Sammlung der Entscheidungen des Schweizerischen Bundesgerichts
Collection des arrêts du Tribunal fédéral suisse
Raccolta delle decisioni del Tribunale federale svizzero

BGE 118 IA 457



118 Ia 457

61. Auszug aus dem Urteil der I. öffentlichrechtlichen Abteilung vom 14.
August 1992 i.S. X. gegen Gemeinderat Biberstein und Bezirksgericht Aarau
(staatsrechtliche Beschwerde) Regeste

    Art. 4 BV, Art. 6 Ziff. 3 lit. d EMRK (Recht des Angeschuldigten auf
Befragung von anonymen Gewährspersonen).

    Der Angeschuldigte hat grundsätzlich das Recht, Anzeiger, auf deren
schriftliche Aussagen der Strafrichter abstellen will, ergänzend zu
befragen und auch deren Identität zu erfahren. Ein Abstellen auf belastende
Aussagen unter Wahrung der Anonymität der Gewährspersonen kann allenfalls
in begründeten Ausnahmefällen und zur Wahrung überwiegender schutzwürdiger
Interessen zulässig erscheinen. Im vorliegenden Fall wurden überwiegende
schutzwürdige Interessen der Anzeiger an einer vollständigen Anonymisierung
des Beweisverfahrens verneint.

**EINTRÄGE:**

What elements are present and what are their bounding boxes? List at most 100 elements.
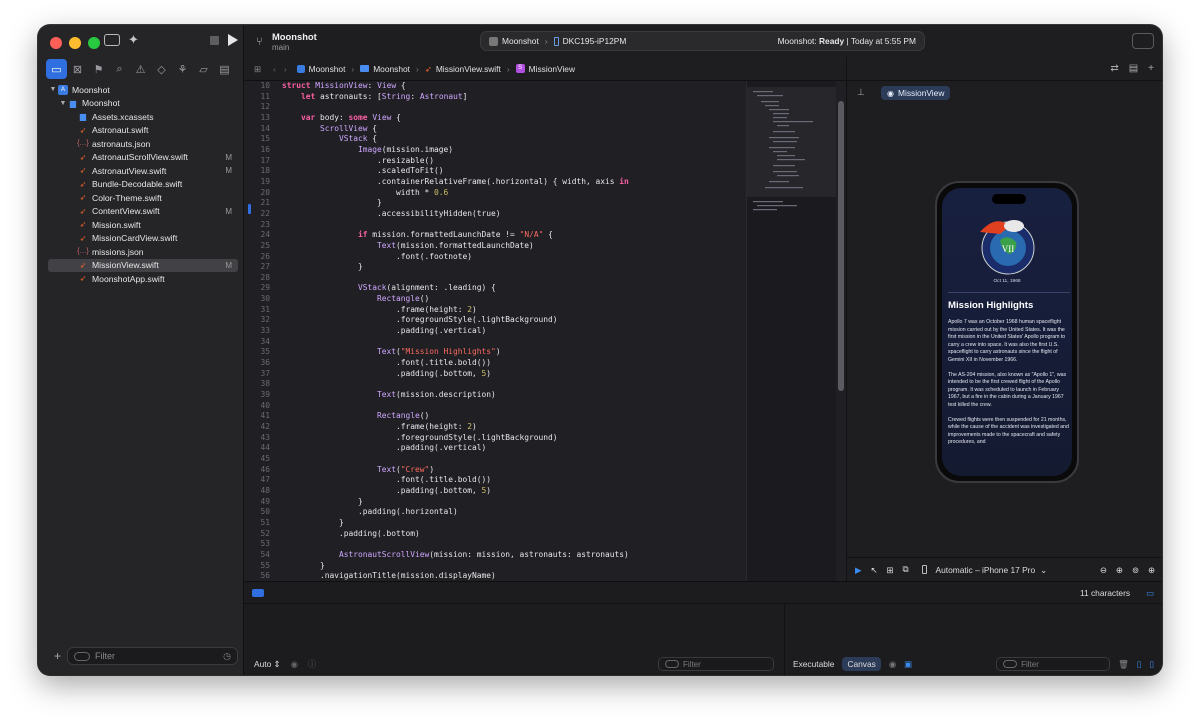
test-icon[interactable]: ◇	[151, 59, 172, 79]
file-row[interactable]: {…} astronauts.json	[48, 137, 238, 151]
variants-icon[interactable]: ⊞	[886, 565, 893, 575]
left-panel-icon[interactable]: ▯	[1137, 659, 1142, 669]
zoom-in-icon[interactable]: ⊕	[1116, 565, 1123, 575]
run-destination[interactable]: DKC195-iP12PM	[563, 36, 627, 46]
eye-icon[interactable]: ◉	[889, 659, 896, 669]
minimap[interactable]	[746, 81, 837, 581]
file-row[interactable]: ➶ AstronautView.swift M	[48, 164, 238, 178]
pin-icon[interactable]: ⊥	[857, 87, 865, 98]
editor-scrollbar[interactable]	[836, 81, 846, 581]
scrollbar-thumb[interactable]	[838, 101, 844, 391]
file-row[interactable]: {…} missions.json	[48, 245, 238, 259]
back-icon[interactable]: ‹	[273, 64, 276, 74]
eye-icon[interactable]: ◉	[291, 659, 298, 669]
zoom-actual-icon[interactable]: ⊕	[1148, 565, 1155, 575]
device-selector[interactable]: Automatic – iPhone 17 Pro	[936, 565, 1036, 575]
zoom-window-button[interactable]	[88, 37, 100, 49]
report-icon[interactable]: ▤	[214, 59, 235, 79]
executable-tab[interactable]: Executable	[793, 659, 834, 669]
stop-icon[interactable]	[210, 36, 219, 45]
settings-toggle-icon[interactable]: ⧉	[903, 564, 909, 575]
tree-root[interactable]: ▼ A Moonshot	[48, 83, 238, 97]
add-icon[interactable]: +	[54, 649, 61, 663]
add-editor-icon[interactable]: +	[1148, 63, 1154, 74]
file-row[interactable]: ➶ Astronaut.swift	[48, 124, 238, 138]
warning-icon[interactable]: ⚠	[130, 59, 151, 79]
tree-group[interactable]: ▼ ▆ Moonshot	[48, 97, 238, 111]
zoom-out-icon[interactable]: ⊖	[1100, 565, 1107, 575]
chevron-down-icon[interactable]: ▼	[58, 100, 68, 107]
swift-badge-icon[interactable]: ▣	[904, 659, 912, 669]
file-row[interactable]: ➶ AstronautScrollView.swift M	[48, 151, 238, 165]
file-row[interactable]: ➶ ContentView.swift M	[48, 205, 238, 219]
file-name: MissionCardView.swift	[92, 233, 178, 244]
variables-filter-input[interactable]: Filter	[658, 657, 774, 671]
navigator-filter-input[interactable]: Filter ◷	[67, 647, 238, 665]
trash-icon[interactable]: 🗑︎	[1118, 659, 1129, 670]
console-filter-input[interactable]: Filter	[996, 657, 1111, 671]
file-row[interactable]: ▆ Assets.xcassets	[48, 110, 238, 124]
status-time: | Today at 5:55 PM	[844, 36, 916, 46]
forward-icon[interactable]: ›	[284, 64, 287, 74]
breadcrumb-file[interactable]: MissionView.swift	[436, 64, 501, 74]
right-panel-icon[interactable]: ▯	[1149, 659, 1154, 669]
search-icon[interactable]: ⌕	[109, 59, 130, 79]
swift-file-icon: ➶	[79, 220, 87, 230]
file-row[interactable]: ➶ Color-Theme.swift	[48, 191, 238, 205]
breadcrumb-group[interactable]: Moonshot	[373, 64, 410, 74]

**WAS ZU TUN IST:**
1. Ändere in den Einträgen „run-destination“ zu „run-target“ und gib dabei die Zeilen zwischen der Zeile mit „59, 172, 79]“ und der Zeile mit „36, 627, 46]“ einschließlich dieser beiden sonst unverändert wieder.
2. Führe den Text über das Bundesgerichtsurteil zur Befragung anonymer Gewährspersonen im Anschluss an seinen letzten Satz weiter.
Der Text und die Einträge haben nichts miteinander zu tun.

**LÖSUNGEN:**
1.
test-icon[interactable]: ◇	[151, 59, 172, 79]
file-row[interactable]: {…} astronauts.json	[48, 137, 238, 151]
variants-icon[interactable]: ⊞	[886, 565, 893, 575]
left-panel-icon[interactable]: ▯	[1137, 659, 1142, 669]
zoom-in-icon[interactable]: ⊕	[1116, 565, 1123, 575]
run-target[interactable]: DKC195-iP12PM	[563, 36, 627, 46]

2.
Sachverhalt

    A.- Mit Beschluss des Gemeinderates Biberstein vom 19. Juni 1989
wurde das Ehepaar X. wegen vorschriftswidriger Hundehaltung verwarnt. Am
19. August 1991 büsste der Gemeinderat Biberstein die Eheleute X. in
Anwendung des Allgemeinen Polizeireglementes mit Fr. 200.--. Es
wurde den Gebüssten erneut eine ordnungswidrige störende Hundehaltung
vorgeworfen. Nachdem das Ehepaar X. gegen den Strafbefehl Einsprache
erhoben hatte, erliess der Gemeinderat Biberstein am 25. November 1991
einen Einspracheentscheid, in welchem die ausgefällte Busse bestätigt
wurde.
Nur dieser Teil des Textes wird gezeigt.